### [Given problem]
Write each line out again exactly as written.

◆ ◆ ◆ ◆ ◆

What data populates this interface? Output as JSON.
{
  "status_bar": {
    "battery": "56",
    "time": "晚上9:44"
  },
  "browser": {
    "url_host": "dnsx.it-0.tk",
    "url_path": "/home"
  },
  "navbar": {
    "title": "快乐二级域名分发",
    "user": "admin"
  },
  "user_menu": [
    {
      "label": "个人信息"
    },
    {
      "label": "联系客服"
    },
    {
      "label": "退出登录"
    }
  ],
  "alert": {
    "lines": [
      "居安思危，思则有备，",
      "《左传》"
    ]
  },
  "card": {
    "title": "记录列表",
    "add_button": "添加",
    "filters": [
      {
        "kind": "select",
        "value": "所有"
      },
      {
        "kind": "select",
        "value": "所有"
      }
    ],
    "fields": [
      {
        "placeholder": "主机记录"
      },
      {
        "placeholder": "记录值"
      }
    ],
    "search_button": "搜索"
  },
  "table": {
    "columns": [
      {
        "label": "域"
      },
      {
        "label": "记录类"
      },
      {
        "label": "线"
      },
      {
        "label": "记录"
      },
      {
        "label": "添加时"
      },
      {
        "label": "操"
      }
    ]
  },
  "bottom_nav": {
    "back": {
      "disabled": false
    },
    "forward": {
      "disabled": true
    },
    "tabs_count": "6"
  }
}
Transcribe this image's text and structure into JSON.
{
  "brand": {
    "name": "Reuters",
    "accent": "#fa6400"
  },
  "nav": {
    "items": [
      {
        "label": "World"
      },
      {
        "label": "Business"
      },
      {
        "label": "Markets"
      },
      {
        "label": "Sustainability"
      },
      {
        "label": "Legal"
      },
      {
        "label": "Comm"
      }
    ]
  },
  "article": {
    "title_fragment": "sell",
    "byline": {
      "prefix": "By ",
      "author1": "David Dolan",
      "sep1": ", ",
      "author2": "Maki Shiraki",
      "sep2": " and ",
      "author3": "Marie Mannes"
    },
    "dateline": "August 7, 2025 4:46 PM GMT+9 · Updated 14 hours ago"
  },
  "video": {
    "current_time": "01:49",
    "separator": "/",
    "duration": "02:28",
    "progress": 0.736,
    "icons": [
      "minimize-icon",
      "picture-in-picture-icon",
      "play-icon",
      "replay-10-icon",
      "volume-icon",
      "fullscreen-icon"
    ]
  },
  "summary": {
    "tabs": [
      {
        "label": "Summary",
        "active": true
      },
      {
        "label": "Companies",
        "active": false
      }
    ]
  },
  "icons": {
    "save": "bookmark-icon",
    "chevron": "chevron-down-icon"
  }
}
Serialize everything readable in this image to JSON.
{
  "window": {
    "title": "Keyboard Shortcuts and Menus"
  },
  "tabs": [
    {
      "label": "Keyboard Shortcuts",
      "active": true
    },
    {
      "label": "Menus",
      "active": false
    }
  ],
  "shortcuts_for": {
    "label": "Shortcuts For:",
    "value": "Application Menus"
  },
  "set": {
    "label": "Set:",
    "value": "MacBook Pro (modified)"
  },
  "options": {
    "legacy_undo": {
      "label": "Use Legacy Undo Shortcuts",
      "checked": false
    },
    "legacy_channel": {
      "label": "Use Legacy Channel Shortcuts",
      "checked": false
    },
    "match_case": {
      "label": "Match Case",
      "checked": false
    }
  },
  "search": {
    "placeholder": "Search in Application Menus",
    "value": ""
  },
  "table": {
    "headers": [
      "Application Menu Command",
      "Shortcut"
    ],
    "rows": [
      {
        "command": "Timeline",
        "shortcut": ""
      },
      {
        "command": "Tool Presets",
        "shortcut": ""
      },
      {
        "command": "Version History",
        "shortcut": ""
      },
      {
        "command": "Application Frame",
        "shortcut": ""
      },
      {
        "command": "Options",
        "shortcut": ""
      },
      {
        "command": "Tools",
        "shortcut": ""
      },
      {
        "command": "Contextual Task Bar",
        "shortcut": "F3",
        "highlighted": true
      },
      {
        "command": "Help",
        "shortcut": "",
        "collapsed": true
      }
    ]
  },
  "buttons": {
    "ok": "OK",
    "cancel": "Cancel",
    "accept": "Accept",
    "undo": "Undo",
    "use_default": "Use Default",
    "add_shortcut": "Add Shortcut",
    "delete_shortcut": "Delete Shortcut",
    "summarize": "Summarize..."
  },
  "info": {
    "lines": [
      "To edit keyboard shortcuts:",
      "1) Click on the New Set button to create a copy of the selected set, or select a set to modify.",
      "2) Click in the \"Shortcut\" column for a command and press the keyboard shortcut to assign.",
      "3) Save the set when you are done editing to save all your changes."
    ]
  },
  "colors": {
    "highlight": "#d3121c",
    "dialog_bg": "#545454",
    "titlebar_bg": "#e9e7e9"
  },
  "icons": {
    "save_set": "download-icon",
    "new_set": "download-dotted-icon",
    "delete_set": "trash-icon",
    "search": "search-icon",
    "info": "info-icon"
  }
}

◆ ◆ ◆ ◆ ◆

### [Response]
What data populates this interface? Output as JSON.
{
  "status_bar": {
    "battery": "56",
    "time": "晚上9:44"
  },
  "browser": {
    "url_host": "dnsx.it-0.tk",
    "url_path": "/home"
  },
  "navbar": {
    "title": "快乐二级域名分发",
    "user": "admin"
  },
  "user_menu": [
    {
      "label": "个人信息"
    },
    {
      "label": "联系客服"
    },
    {
      "label": "退出登录"
    }
  ],
  "alert": {
    "lines": [
      "居安思危，思则有备，",
      "《左传》"
    ]
  },
  "card": {
    "title": "记录列表",
    "add_button": "添加",
    "filters": [
      {
        "kind": "select",
        "value": "所有"
      },
      {
        "kind": "select",
        "value": "所有"
      }
    ],
    "fields": [
      {
        "placeholder": "主机记录"
      },
      {
        "placeholder": "记录值"
      }
    ],
    "search_button": "搜索"
  },
  "table": {
    "columns": [
      {
        "label": "域"
      },
      {
        "label": "记录类"
      },
      {
        "label": "线"
      },
      {
        "label": "记录"
      },
      {
        "label": "添加时"
      },
      {
        "label": "操"
      }
    ]
  },
  "bottom_nav": {
    "back": {
      "disabled": false
    },
    "forward": {
      "disabled": true
    },
    "tabs_count": "6"
  }
}
Transcribe this image's text and structure into JSON.
{
  "brand": {
    "name": "Reuters",
    "accent": "#fa6400"
  },
  "nav": {
    "items": [
      {
        "label": "World"
      },
      {
        "label": "Business"
      },
      {
        "label": "Markets"
      },
      {
        "label": "Sustainability"
      },
      {
        "label": "Legal"
      },
      {
        "label": "Comm"
      }
    ]
  },
  "article": {
    "title_fragment": "sell",
    "byline": {
      "prefix": "By ",
      "author1": "David Dolan",
      "sep1": ", ",
      "author2": "Maki Shiraki",
      "sep2": " and ",
      "author3": "Marie Mannes"
    },
    "dateline": "August 7, 2025 4:46 PM GMT+9 · Updated 14 hours ago"
  },
  "video": {
    "current_time": "01:49",
    "separator": "/",
    "duration": "02:28",
    "progress": 0.736,
    "icons": [
      "minimize-icon",
      "picture-in-picture-icon",
      "play-icon",
      "replay-10-icon",
      "volume-icon",
      "fullscreen-icon"
    ]
  },
  "summary": {
    "tabs": [
      {
        "label": "Summary",
        "active": true
      },
      {
        "label": "Companies",
        "active": false
      }
    ]
  },
  "icons": {
    "save": "bookmark-icon",
    "chevron": "chevron-down-icon"
  }
}
Serialize everything readable in this image to JSON.
{
  "window": {
    "title": "Keyboard Shortcuts and Menus"
  },
  "tabs": [
    {
      "label": "Keyboard Shortcuts",
      "active": true
    },
    {
      "label": "Menus",
      "active": false
    }
  ],
  "shortcuts_for": {
    "label": "Shortcuts For:",
    "value": "Application Menus"
  },
  "set": {
    "label": "Set:",
    "value": "MacBook Pro (modified)"
  },
  "options": {
    "legacy_undo": {
      "label": "Use Legacy Undo Shortcuts",
      "checked": false
    },
    "legacy_channel": {
      "label": "Use Legacy Channel Shortcuts",
      "checked": false
    },
    "match_case": {
      "label": "Match Case",
      "checked": false
    }
  },
  "search": {
    "placeholder": "Search in Application Menus",
    "value": ""
  },
  "table": {
    "headers": [
      "Application Menu Command",
      "Shortcut"
    ],
    "rows": [
      {
        "command": "Timeline",
        "shortcut": ""
      },
      {
        "command": "Tool Presets",
        "shortcut": ""
      },
      {
        "command": "Version History",
        "shortcut": ""
      },
      {
        "command": "Application Frame",
        "shortcut": ""
      },
      {
        "command": "Options",
        "shortcut": ""
      },
      {
        "command": "Tools",
        "shortcut": ""
      },
      {
        "command": "Contextual Task Bar",
        "shortcut": "F3",
        "highlighted": true
      },
      {
        "command": "Help",
        "shortcut": "",
        "collapsed": true
      }
    ]
  },
  "buttons": {
    "ok": "OK",
    "cancel": "Cancel",
    "accept": "Accept",
    "undo": "Undo",
    "use_default": "Use Default",
    "add_shortcut": "Add Shortcut",
    "delete_shortcut": "Delete Shortcut",
    "summarize": "Summarize..."
  },
  "info": {
    "lines": [
      "To edit keyboard shortcuts:",
      "1) Click on the New Set button to create a copy of the selected set, or select a set to modify.",
      "2) Click in the \"Shortcut\" column for a command and press the keyboard shortcut to assign.",
      "3) Save the set when you are done editing to save all your changes."
    ]
  },
  "colors": {
    "highlight": "#d3121c",
    "dialog_bg": "#545454",
    "titlebar_bg": "#e9e7e9"
  },
  "icons": {
    "save_set": "download-icon",
    "new_set": "download-dotted-icon",
    "delete_set": "trash-icon",
    "search": "search-icon",
    "info": "info-icon"
  }
}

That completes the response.